[Dataset listings of figures]
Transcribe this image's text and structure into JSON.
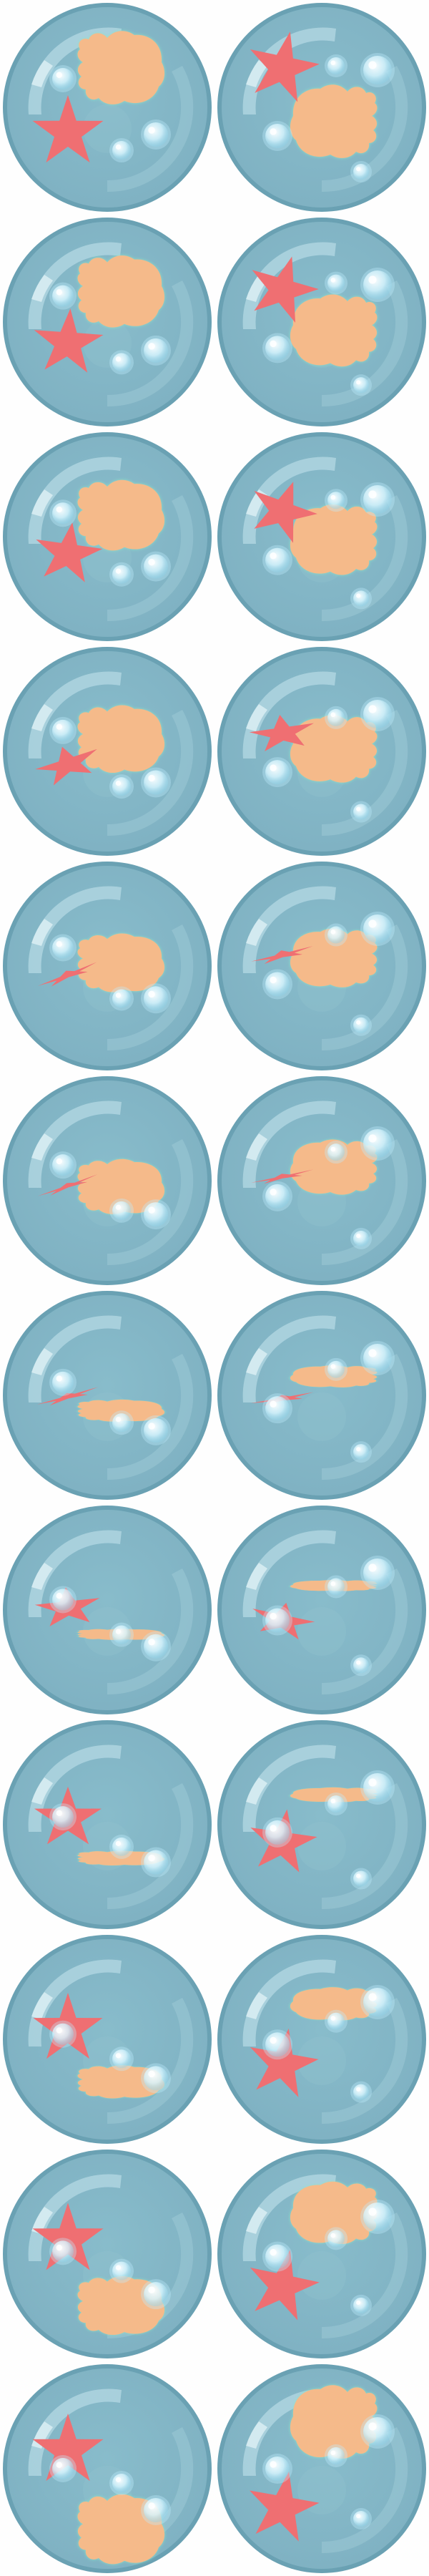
{
  "sprite_sheet": {
    "columns": 2,
    "rows": 12,
    "colors": {
      "background": "#fefefe",
      "bubble_body": "#7fb1c2",
      "bubble_edge": "#6aa1b3",
      "bubble_inner_rim": "#9cc9d6",
      "highlight": "#c6e6ee",
      "fish_body": "#f5ba8a",
      "fish_edge_glow": "#8fe6c6",
      "starfish": "#ef6f72",
      "air_bubble": "#d9f6ff"
    },
    "frames": [
      {
        "fish_width": 1.0,
        "fish_flip": 0,
        "star_scale": 1.0,
        "star_squash": 1.0,
        "star_rot": 0
      },
      {
        "fish_width": 1.0,
        "fish_flip": 1,
        "star_scale": 1.0,
        "star_squash": 1.0,
        "star_rot": 12
      },
      {
        "fish_width": 0.98,
        "fish_flip": 0,
        "star_scale": 0.98,
        "star_squash": 0.95,
        "star_rot": 4
      },
      {
        "fish_width": 0.98,
        "fish_flip": 1,
        "star_scale": 0.98,
        "star_squash": 0.95,
        "star_rot": 16
      },
      {
        "fish_width": 0.96,
        "fish_flip": 0,
        "star_scale": 0.95,
        "star_squash": 0.9,
        "star_rot": 8
      },
      {
        "fish_width": 0.96,
        "fish_flip": 1,
        "star_scale": 0.95,
        "star_squash": 0.9,
        "star_rot": 20
      },
      {
        "fish_width": 0.92,
        "fish_flip": 0,
        "star_scale": 0.92,
        "star_squash": 0.55,
        "star_rot": -18
      },
      {
        "fish_width": 0.92,
        "fish_flip": 1,
        "star_scale": 0.92,
        "star_squash": 0.55,
        "star_rot": -8
      },
      {
        "fish_width": 0.8,
        "fish_flip": 0,
        "star_scale": 0.9,
        "star_squash": 0.15,
        "star_rot": -22
      },
      {
        "fish_width": 0.8,
        "fish_flip": 1,
        "star_scale": 0.9,
        "star_squash": 0.15,
        "star_rot": -14
      },
      {
        "fish_width": 0.75,
        "fish_flip": 0,
        "star_scale": 0.9,
        "star_squash": 0.1,
        "star_rot": -20
      },
      {
        "fish_width": 0.75,
        "fish_flip": 1,
        "star_scale": 0.9,
        "star_squash": 0.1,
        "star_rot": -12
      },
      {
        "fish_width": 0.3,
        "fish_flip": 0,
        "star_scale": 0.9,
        "star_squash": 0.12,
        "star_rot": -16
      },
      {
        "fish_width": 0.3,
        "fish_flip": 1,
        "star_scale": 0.9,
        "star_squash": 0.12,
        "star_rot": -10
      },
      {
        "fish_width": 0.15,
        "fish_flip": 0,
        "star_scale": 0.92,
        "star_squash": 0.6,
        "star_rot": -6
      },
      {
        "fish_width": 0.15,
        "fish_flip": 1,
        "star_scale": 0.9,
        "star_squash": 0.55,
        "star_rot": 12
      },
      {
        "fish_width": 0.2,
        "fish_flip": 0,
        "star_scale": 0.95,
        "star_squash": 0.9,
        "star_rot": 0
      },
      {
        "fish_width": 0.2,
        "fish_flip": 1,
        "star_scale": 0.95,
        "star_squash": 0.95,
        "star_rot": 8
      },
      {
        "fish_width": 0.45,
        "fish_flip": 0,
        "star_scale": 0.98,
        "star_squash": 1.0,
        "star_rot": 0
      },
      {
        "fish_width": 0.45,
        "fish_flip": 1,
        "star_scale": 0.98,
        "star_squash": 1.0,
        "star_rot": 10
      },
      {
        "fish_width": 0.8,
        "fish_flip": 0,
        "star_scale": 1.0,
        "star_squash": 1.0,
        "star_rot": 0
      },
      {
        "fish_width": 0.85,
        "fish_flip": 1,
        "star_scale": 1.0,
        "star_squash": 1.0,
        "star_rot": 12
      },
      {
        "fish_width": 0.95,
        "fish_flip": 0,
        "star_scale": 1.0,
        "star_squash": 1.0,
        "star_rot": 0
      },
      {
        "fish_width": 1.0,
        "fish_flip": 1,
        "star_scale": 1.0,
        "star_squash": 1.0,
        "star_rot": 10
      }
    ]
  }
}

TASK REQUIREMENTS:
Copy the records exactly as they appear, excluding images.

COMPLETE OUTPUT:
Transcribe this image's text and structure into JSON.
{
  "sprite_sheet": {
    "columns": 2,
    "rows": 12,
    "colors": {
      "background": "#fefefe",
      "bubble_body": "#7fb1c2",
      "bubble_edge": "#6aa1b3",
      "bubble_inner_rim": "#9cc9d6",
      "highlight": "#c6e6ee",
      "fish_body": "#f5ba8a",
      "fish_edge_glow": "#8fe6c6",
      "starfish": "#ef6f72",
      "air_bubble": "#d9f6ff"
    },
    "frames": [
      {
        "fish_width": 1.0,
        "fish_flip": 0,
        "star_scale": 1.0,
        "star_squash": 1.0,
        "star_rot": 0
      },
      {
        "fish_width": 1.0,
        "fish_flip": 1,
        "star_scale": 1.0,
        "star_squash": 1.0,
        "star_rot": 12
      },
      {
        "fish_width": 0.98,
        "fish_flip": 0,
        "star_scale": 0.98,
        "star_squash": 0.95,
        "star_rot": 4
      },
      {
        "fish_width": 0.98,
        "fish_flip": 1,
        "star_scale": 0.98,
        "star_squash": 0.95,
        "star_rot": 16
      },
      {
        "fish_width": 0.96,
        "fish_flip": 0,
        "star_scale": 0.95,
        "star_squash": 0.9,
        "star_rot": 8
      },
      {
        "fish_width": 0.96,
        "fish_flip": 1,
        "star_scale": 0.95,
        "star_squash": 0.9,
        "star_rot": 20
      },
      {
        "fish_width": 0.92,
        "fish_flip": 0,
        "star_scale": 0.92,
        "star_squash": 0.55,
        "star_rot": -18
      },
      {
        "fish_width": 0.92,
        "fish_flip": 1,
        "star_scale": 0.92,
        "star_squash": 0.55,
        "star_rot": -8
      },
      {
        "fish_width": 0.8,
        "fish_flip": 0,
        "star_scale": 0.9,
        "star_squash": 0.15,
        "star_rot": -22
      },
      {
        "fish_width": 0.8,
        "fish_flip": 1,
        "star_scale": 0.9,
        "star_squash": 0.15,
        "star_rot": -14
      },
      {
        "fish_width": 0.75,
        "fish_flip": 0,
        "star_scale": 0.9,
        "star_squash": 0.1,
        "star_rot": -20
      },
      {
        "fish_width": 0.75,
        "fish_flip": 1,
        "star_scale": 0.9,
        "star_squash": 0.1,
        "star_rot": -12
      },
      {
        "fish_width": 0.3,
        "fish_flip": 0,
        "star_scale": 0.9,
        "star_squash": 0.12,
        "star_rot": -16
      },
      {
        "fish_width": 0.3,
        "fish_flip": 1,
        "star_scale": 0.9,
        "star_squash": 0.12,
        "star_rot": -10
      },
      {
        "fish_width": 0.15,
        "fish_flip": 0,
        "star_scale": 0.92,
        "star_squash": 0.6,
        "star_rot": -6
      },
      {
        "fish_width": 0.15,
        "fish_flip": 1,
        "star_scale": 0.9,
        "star_squash": 0.55,
        "star_rot": 12
      },
      {
        "fish_width": 0.2,
        "fish_flip": 0,
        "star_scale": 0.95,
        "star_squash": 0.9,
        "star_rot": 0
      },
      {
        "fish_width": 0.2,
        "fish_flip": 1,
        "star_scale": 0.95,
        "star_squash": 0.95,
        "star_rot": 8
      },
      {
        "fish_width": 0.45,
        "fish_flip": 0,
        "star_scale": 0.98,
        "star_squash": 1.0,
        "star_rot": 0
      },
      {
        "fish_width": 0.45,
        "fish_flip": 1,
        "star_scale": 0.98,
        "star_squash": 1.0,
        "star_rot": 10
      },
      {
        "fish_width": 0.8,
        "fish_flip": 0,
        "star_scale": 1.0,
        "star_squash": 1.0,
        "star_rot": 0
      },
      {
        "fish_width": 0.85,
        "fish_flip": 1,
        "star_scale": 1.0,
        "star_squash": 1.0,
        "star_rot": 12
      },
      {
        "fish_width": 0.95,
        "fish_flip": 0,
        "star_scale": 1.0,
        "star_squash": 1.0,
        "star_rot": 0
      },
      {
        "fish_width": 1.0,
        "fish_flip": 1,
        "star_scale": 1.0,
        "star_squash": 1.0,
        "star_rot": 10
      }
    ]
  }
}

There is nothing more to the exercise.